--- begin ---
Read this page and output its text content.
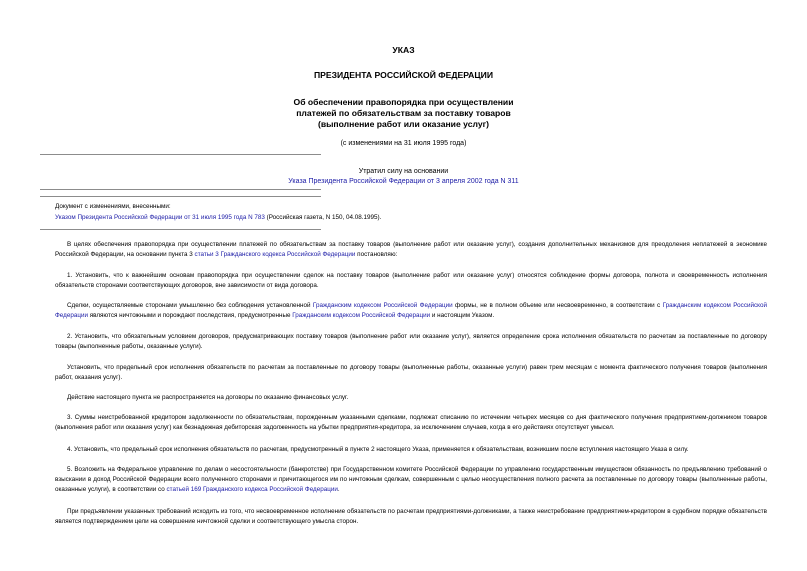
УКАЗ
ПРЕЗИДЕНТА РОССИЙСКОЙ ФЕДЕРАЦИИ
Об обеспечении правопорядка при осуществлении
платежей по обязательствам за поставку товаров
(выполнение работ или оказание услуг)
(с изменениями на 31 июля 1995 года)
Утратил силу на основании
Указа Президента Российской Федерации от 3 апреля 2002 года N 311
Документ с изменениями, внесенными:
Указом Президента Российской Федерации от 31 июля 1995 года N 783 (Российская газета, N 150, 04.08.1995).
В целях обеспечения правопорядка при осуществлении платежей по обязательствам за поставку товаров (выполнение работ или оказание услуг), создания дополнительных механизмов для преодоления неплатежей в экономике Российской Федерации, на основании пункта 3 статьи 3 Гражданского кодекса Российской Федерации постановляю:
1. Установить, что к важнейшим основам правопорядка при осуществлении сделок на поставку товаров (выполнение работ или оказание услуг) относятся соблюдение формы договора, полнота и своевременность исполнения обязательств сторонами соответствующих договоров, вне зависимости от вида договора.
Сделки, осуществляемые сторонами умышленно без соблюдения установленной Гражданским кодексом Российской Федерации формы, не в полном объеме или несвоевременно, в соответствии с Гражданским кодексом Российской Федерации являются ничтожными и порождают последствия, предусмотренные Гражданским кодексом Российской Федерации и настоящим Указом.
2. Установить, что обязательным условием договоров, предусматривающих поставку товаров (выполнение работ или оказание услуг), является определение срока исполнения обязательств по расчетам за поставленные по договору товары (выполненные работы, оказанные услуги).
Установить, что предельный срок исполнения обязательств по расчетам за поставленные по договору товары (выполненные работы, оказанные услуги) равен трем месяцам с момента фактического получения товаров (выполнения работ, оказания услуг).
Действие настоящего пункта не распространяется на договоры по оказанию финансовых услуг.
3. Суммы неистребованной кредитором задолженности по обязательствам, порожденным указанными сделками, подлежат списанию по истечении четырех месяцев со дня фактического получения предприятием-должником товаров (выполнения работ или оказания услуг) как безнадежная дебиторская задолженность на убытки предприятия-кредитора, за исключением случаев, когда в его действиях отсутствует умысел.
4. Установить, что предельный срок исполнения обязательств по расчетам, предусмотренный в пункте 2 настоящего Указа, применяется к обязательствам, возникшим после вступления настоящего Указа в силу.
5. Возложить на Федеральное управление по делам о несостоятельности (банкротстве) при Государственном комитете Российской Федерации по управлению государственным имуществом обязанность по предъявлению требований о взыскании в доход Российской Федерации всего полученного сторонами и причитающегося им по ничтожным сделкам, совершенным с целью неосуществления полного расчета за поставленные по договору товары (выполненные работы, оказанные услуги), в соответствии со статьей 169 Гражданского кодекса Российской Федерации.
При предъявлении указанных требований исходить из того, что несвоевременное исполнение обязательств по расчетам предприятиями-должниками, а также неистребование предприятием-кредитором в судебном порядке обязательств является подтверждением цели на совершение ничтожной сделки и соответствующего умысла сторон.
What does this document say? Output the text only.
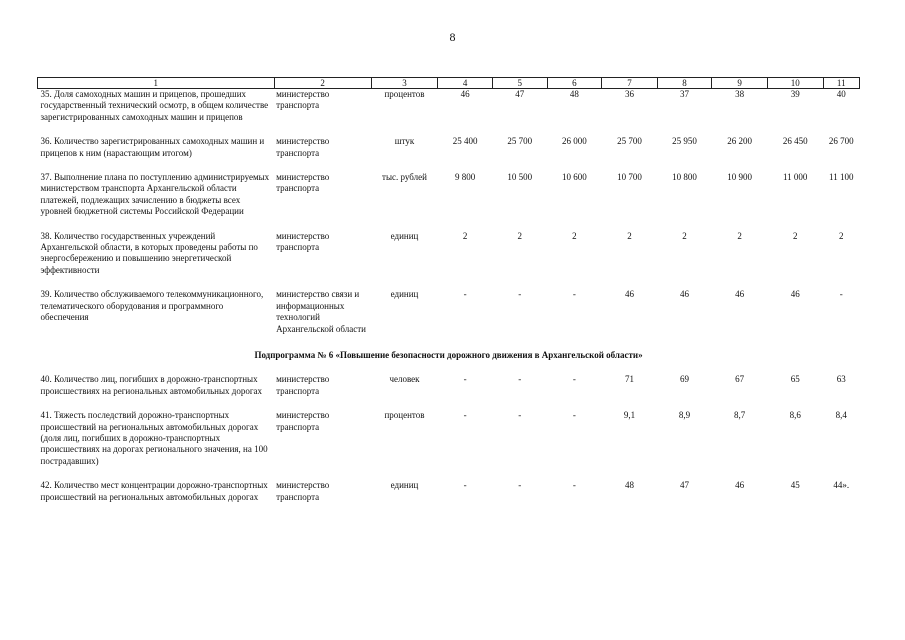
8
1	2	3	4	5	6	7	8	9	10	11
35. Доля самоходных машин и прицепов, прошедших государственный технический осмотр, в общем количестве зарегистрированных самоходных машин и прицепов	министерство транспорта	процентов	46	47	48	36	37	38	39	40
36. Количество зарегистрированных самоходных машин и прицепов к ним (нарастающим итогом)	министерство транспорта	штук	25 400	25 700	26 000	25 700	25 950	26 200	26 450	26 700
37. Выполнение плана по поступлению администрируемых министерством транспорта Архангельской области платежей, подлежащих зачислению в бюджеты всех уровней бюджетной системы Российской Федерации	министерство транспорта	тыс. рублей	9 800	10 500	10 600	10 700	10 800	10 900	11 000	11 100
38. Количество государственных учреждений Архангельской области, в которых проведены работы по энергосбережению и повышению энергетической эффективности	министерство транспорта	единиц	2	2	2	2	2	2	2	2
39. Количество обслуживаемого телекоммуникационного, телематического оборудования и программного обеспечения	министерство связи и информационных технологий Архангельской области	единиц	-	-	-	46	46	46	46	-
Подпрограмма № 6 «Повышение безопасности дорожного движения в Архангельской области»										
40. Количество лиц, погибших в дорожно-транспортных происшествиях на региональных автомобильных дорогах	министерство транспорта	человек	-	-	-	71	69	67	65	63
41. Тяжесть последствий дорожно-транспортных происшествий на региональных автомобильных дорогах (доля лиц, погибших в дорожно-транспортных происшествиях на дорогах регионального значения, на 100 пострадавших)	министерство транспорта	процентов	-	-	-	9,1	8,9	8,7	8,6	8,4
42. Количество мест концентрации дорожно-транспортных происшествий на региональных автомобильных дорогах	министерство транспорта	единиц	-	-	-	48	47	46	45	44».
--- end ---
--- begin ---
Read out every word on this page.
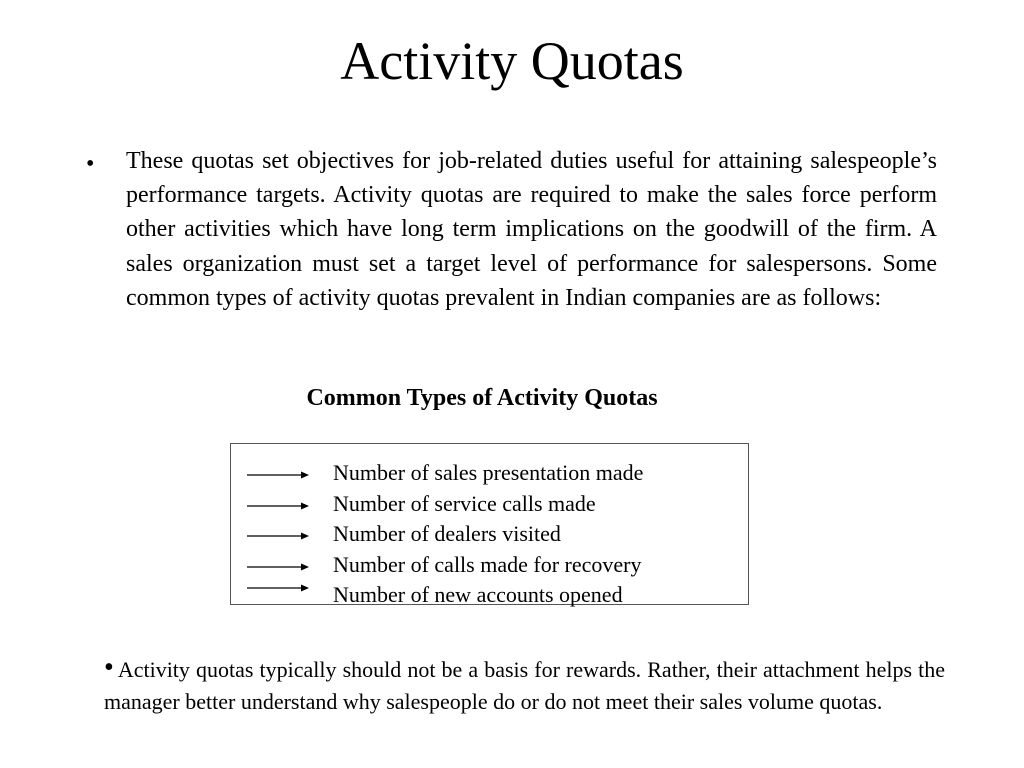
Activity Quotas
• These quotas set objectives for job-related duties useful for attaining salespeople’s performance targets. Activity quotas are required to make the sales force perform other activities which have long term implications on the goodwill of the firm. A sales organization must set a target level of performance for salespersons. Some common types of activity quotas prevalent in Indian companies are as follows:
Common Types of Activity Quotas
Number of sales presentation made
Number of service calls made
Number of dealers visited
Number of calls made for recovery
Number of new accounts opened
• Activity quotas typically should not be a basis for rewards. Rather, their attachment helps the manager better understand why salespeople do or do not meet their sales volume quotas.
--- end ---
--- begin ---
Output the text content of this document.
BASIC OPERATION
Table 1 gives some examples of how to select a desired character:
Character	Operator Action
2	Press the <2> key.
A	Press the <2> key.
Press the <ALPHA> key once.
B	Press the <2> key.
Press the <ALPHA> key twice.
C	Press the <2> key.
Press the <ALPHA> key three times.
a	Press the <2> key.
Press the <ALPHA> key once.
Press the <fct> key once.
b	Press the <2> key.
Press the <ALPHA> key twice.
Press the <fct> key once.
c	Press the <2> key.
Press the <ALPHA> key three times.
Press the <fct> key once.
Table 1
--- end ---
#### STATED TASK
Check every line of the records above for the string "Table" and say how many contain it, giving the number alone.

#### RESULT OF THE TASK
2